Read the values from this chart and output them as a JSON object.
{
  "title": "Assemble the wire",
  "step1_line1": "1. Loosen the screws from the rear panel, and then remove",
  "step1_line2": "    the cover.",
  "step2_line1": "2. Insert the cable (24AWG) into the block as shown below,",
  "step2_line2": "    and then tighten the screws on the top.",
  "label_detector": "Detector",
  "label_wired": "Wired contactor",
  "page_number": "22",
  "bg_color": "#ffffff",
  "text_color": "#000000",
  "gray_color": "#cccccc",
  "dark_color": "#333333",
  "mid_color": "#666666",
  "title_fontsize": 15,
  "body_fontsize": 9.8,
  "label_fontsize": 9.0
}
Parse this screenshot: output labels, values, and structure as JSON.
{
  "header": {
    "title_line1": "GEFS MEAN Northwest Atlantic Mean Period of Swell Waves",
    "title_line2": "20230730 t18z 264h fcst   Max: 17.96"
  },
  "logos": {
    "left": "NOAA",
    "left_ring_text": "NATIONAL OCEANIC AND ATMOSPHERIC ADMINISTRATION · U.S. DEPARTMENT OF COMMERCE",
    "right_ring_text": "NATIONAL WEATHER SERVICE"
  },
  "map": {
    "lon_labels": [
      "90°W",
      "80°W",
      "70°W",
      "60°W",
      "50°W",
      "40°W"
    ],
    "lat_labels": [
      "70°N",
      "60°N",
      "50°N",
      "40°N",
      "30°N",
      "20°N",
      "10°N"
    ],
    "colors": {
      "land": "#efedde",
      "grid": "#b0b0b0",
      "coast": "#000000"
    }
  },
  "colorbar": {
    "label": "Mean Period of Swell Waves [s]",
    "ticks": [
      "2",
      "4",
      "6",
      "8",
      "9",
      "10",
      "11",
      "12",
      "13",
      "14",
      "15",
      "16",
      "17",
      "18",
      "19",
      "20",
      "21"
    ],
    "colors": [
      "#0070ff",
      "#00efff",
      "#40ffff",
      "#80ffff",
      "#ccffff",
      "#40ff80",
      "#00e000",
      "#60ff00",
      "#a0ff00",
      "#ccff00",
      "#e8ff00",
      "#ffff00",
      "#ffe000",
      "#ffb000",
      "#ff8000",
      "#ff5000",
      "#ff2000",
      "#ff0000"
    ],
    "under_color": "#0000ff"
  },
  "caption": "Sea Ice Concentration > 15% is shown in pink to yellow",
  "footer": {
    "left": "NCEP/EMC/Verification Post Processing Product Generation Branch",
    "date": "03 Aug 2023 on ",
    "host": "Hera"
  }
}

* * *

Exercise objective >> Set down the listing above in full, please, exactly as it appears.

Worked solution >>
Read the values from this chart and output them as a JSON object.
{
  "title": "Assemble the wire",
  "step1_line1": "1. Loosen the screws from the rear panel, and then remove",
  "step1_line2": "    the cover.",
  "step2_line1": "2. Insert the cable (24AWG) into the block as shown below,",
  "step2_line2": "    and then tighten the screws on the top.",
  "label_detector": "Detector",
  "label_wired": "Wired contactor",
  "page_number": "22",
  "bg_color": "#ffffff",
  "text_color": "#000000",
  "gray_color": "#cccccc",
  "dark_color": "#333333",
  "mid_color": "#666666",
  "title_fontsize": 15,
  "body_fontsize": 9.8,
  "label_fontsize": 9.0
}
Parse this screenshot: output labels, values, and structure as JSON.
{
  "header": {
    "title_line1": "GEFS MEAN Northwest Atlantic Mean Period of Swell Waves",
    "title_line2": "20230730 t18z 264h fcst   Max: 17.96"
  },
  "logos": {
    "left": "NOAA",
    "left_ring_text": "NATIONAL OCEANIC AND ATMOSPHERIC ADMINISTRATION · U.S. DEPARTMENT OF COMMERCE",
    "right_ring_text": "NATIONAL WEATHER SERVICE"
  },
  "map": {
    "lon_labels": [
      "90°W",
      "80°W",
      "70°W",
      "60°W",
      "50°W",
      "40°W"
    ],
    "lat_labels": [
      "70°N",
      "60°N",
      "50°N",
      "40°N",
      "30°N",
      "20°N",
      "10°N"
    ],
    "colors": {
      "land": "#efedde",
      "grid": "#b0b0b0",
      "coast": "#000000"
    }
  },
  "colorbar": {
    "label": "Mean Period of Swell Waves [s]",
    "ticks": [
      "2",
      "4",
      "6",
      "8",
      "9",
      "10",
      "11",
      "12",
      "13",
      "14",
      "15",
      "16",
      "17",
      "18",
      "19",
      "20",
      "21"
    ],
    "colors": [
      "#0070ff",
      "#00efff",
      "#40ffff",
      "#80ffff",
      "#ccffff",
      "#40ff80",
      "#00e000",
      "#60ff00",
      "#a0ff00",
      "#ccff00",
      "#e8ff00",
      "#ffff00",
      "#ffe000",
      "#ffb000",
      "#ff8000",
      "#ff5000",
      "#ff2000",
      "#ff0000"
    ],
    "under_color": "#0000ff"
  },
  "caption": "Sea Ice Concentration > 15% is shown in pink to yellow",
  "footer": {
    "left": "NCEP/EMC/Verification Post Processing Product Generation Branch",
    "date": "03 Aug 2023 on ",
    "host": "Hera"
  }
}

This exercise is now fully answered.